(Written instruction) Reproduce each record exactly.

[Extracted data entries]
· · · · ·
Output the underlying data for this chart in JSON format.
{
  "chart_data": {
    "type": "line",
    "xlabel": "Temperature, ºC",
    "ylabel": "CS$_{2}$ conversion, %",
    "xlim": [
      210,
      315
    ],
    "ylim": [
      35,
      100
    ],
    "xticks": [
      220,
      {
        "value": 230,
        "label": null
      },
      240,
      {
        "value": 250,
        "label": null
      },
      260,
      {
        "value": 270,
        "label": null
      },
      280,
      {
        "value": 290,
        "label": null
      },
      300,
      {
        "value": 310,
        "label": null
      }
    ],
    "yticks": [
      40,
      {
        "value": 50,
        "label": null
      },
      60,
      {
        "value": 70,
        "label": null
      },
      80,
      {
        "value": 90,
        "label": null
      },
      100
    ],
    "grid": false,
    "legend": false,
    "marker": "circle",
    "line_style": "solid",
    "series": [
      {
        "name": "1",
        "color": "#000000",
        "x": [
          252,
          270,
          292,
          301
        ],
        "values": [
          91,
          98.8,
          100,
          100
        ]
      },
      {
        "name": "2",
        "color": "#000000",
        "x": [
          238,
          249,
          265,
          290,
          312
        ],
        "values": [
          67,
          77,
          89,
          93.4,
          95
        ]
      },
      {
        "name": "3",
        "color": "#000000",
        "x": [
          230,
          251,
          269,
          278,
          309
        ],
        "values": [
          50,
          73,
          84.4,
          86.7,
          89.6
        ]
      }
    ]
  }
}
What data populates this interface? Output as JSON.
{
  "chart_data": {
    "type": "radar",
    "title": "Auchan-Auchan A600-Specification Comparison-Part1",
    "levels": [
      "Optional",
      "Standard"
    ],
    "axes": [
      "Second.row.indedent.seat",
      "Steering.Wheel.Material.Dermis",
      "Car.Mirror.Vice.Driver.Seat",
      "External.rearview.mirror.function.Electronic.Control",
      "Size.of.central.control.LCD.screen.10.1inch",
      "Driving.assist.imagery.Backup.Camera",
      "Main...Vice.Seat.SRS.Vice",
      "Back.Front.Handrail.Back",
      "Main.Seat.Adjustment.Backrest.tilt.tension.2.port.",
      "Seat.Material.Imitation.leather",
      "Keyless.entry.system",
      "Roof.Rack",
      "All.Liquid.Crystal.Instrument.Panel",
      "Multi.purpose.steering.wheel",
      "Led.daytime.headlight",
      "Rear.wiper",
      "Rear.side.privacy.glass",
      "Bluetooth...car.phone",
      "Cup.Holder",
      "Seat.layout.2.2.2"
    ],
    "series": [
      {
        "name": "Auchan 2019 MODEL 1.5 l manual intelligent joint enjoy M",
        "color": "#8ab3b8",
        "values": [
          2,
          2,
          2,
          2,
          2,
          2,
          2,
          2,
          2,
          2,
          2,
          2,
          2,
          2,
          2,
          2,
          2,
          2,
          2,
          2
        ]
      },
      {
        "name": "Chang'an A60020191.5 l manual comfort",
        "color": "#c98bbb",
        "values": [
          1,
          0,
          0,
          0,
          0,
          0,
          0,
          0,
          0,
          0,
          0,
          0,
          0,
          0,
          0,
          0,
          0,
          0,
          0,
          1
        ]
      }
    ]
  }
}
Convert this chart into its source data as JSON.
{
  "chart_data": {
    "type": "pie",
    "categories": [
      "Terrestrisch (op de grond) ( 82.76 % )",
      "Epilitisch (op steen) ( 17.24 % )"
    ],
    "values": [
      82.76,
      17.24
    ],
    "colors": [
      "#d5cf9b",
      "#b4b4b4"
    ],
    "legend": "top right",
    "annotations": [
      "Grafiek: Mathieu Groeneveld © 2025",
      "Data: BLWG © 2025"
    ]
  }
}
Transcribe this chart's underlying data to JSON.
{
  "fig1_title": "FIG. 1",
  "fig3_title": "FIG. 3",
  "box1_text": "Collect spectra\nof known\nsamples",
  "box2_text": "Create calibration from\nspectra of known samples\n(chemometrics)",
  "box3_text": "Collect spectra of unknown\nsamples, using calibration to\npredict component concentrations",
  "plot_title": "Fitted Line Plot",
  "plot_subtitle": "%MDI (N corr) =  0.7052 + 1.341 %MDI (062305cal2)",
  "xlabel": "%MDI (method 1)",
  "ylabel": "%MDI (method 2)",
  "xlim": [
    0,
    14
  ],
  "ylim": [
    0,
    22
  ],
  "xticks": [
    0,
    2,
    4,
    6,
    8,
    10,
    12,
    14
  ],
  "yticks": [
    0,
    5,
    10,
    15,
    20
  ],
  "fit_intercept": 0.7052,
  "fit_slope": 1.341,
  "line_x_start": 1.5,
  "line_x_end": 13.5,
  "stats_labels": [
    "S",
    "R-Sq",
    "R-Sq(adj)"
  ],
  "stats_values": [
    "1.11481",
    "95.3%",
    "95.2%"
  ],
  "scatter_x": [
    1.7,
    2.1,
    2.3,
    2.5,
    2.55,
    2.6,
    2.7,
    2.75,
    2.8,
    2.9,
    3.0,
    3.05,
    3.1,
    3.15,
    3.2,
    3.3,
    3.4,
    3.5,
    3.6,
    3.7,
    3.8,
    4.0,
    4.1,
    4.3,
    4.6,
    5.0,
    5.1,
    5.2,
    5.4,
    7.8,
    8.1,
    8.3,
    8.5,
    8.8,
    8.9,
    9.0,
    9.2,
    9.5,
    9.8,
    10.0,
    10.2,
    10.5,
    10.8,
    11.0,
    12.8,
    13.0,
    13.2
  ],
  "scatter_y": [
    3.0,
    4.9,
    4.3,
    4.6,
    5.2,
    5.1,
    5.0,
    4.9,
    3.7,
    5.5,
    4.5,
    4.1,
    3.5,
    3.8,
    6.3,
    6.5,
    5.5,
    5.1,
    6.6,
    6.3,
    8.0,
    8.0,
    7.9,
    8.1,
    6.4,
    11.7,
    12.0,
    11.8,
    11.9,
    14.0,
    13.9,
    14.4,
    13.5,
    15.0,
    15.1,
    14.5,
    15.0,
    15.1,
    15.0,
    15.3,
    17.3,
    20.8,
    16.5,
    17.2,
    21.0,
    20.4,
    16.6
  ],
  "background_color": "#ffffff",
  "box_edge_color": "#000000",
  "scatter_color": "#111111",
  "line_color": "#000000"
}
· · · · ·
(In response)
Output the underlying data for this chart in JSON format.
{
  "chart_data": {
    "type": "line",
    "xlabel": "Temperature, ºC",
    "ylabel": "CS$_{2}$ conversion, %",
    "xlim": [
      210,
      315
    ],
    "ylim": [
      35,
      100
    ],
    "xticks": [
      220,
      {
        "value": 230,
        "label": null
      },
      240,
      {
        "value": 250,
        "label": null
      },
      260,
      {
        "value": 270,
        "label": null
      },
      280,
      {
        "value": 290,
        "label": null
      },
      300,
      {
        "value": 310,
        "label": null
      }
    ],
    "yticks": [
      40,
      {
        "value": 50,
        "label": null
      },
      60,
      {
        "value": 70,
        "label": null
      },
      80,
      {
        "value": 90,
        "label": null
      },
      100
    ],
    "grid": false,
    "legend": false,
    "marker": "circle",
    "line_style": "solid",
    "series": [
      {
        "name": "1",
        "color": "#000000",
        "x": [
          252,
          270,
          292,
          301
        ],
        "values": [
          91,
          98.8,
          100,
          100
        ]
      },
      {
        "name": "2",
        "color": "#000000",
        "x": [
          238,
          249,
          265,
          290,
          312
        ],
        "values": [
          67,
          77,
          89,
          93.4,
          95
        ]
      },
      {
        "name": "3",
        "color": "#000000",
        "x": [
          230,
          251,
          269,
          278,
          309
        ],
        "values": [
          50,
          73,
          84.4,
          86.7,
          89.6
        ]
      }
    ]
  }
}
What data populates this interface? Output as JSON.
{
  "chart_data": {
    "type": "radar",
    "title": "Auchan-Auchan A600-Specification Comparison-Part1",
    "levels": [
      "Optional",
      "Standard"
    ],
    "axes": [
      "Second.row.indedent.seat",
      "Steering.Wheel.Material.Dermis",
      "Car.Mirror.Vice.Driver.Seat",
      "External.rearview.mirror.function.Electronic.Control",
      "Size.of.central.control.LCD.screen.10.1inch",
      "Driving.assist.imagery.Backup.Camera",
      "Main...Vice.Seat.SRS.Vice",
      "Back.Front.Handrail.Back",
      "Main.Seat.Adjustment.Backrest.tilt.tension.2.port.",
      "Seat.Material.Imitation.leather",
      "Keyless.entry.system",
      "Roof.Rack",
      "All.Liquid.Crystal.Instrument.Panel",
      "Multi.purpose.steering.wheel",
      "Led.daytime.headlight",
      "Rear.wiper",
      "Rear.side.privacy.glass",
      "Bluetooth...car.phone",
      "Cup.Holder",
      "Seat.layout.2.2.2"
    ],
    "series": [
      {
        "name": "Auchan 2019 MODEL 1.5 l manual intelligent joint enjoy M",
        "color": "#8ab3b8",
        "values": [
          2,
          2,
          2,
          2,
          2,
          2,
          2,
          2,
          2,
          2,
          2,
          2,
          2,
          2,
          2,
          2,
          2,
          2,
          2,
          2
        ]
      },
      {
        "name": "Chang'an A60020191.5 l manual comfort",
        "color": "#c98bbb",
        "values": [
          1,
          0,
          0,
          0,
          0,
          0,
          0,
          0,
          0,
          0,
          0,
          0,
          0,
          0,
          0,
          0,
          0,
          0,
          0,
          1
        ]
      }
    ]
  }
}
Convert this chart into its source data as JSON.
{
  "chart_data": {
    "type": "pie",
    "categories": [
      "Terrestrisch (op de grond) ( 82.76 % )",
      "Epilitisch (op steen) ( 17.24 % )"
    ],
    "values": [
      82.76,
      17.24
    ],
    "colors": [
      "#d5cf9b",
      "#b4b4b4"
    ],
    "legend": "top right",
    "annotations": [
      "Grafiek: Mathieu Groeneveld © 2025",
      "Data: BLWG © 2025"
    ]
  }
}
Transcribe this chart's underlying data to JSON.
{
  "fig1_title": "FIG. 1",
  "fig3_title": "FIG. 3",
  "box1_text": "Collect spectra\nof known\nsamples",
  "box2_text": "Create calibration from\nspectra of known samples\n(chemometrics)",
  "box3_text": "Collect spectra of unknown\nsamples, using calibration to\npredict component concentrations",
  "plot_title": "Fitted Line Plot",
  "plot_subtitle": "%MDI (N corr) =  0.7052 + 1.341 %MDI (062305cal2)",
  "xlabel": "%MDI (method 1)",
  "ylabel": "%MDI (method 2)",
  "xlim": [
    0,
    14
  ],
  "ylim": [
    0,
    22
  ],
  "xticks": [
    0,
    2,
    4,
    6,
    8,
    10,
    12,
    14
  ],
  "yticks": [
    0,
    5,
    10,
    15,
    20
  ],
  "fit_intercept": 0.7052,
  "fit_slope": 1.341,
  "line_x_start": 1.5,
  "line_x_end": 13.5,
  "stats_labels": [
    "S",
    "R-Sq",
    "R-Sq(adj)"
  ],
  "stats_values": [
    "1.11481",
    "95.3%",
    "95.2%"
  ],
  "scatter_x": [
    1.7,
    2.1,
    2.3,
    2.5,
    2.55,
    2.6,
    2.7,
    2.75,
    2.8,
    2.9,
    3.0,
    3.05,
    3.1,
    3.15,
    3.2,
    3.3,
    3.4,
    3.5,
    3.6,
    3.7,
    3.8,
    4.0,
    4.1,
    4.3,
    4.6,
    5.0,
    5.1,
    5.2,
    5.4,
    7.8,
    8.1,
    8.3,
    8.5,
    8.8,
    8.9,
    9.0,
    9.2,
    9.5,
    9.8,
    10.0,
    10.2,
    10.5,
    10.8,
    11.0,
    12.8,
    13.0,
    13.2
  ],
  "scatter_y": [
    3.0,
    4.9,
    4.3,
    4.6,
    5.2,
    5.1,
    5.0,
    4.9,
    3.7,
    5.5,
    4.5,
    4.1,
    3.5,
    3.8,
    6.3,
    6.5,
    5.5,
    5.1,
    6.6,
    6.3,
    8.0,
    8.0,
    7.9,
    8.1,
    6.4,
    11.7,
    12.0,
    11.8,
    11.9,
    14.0,
    13.9,
    14.4,
    13.5,
    15.0,
    15.1,
    14.5,
    15.0,
    15.1,
    15.0,
    15.3,
    17.3,
    20.8,
    16.5,
    17.2,
    21.0,
    20.4,
    16.6
  ],
  "background_color": "#ffffff",
  "box_edge_color": "#000000",
  "scatter_color": "#111111",
  "line_color": "#000000"
}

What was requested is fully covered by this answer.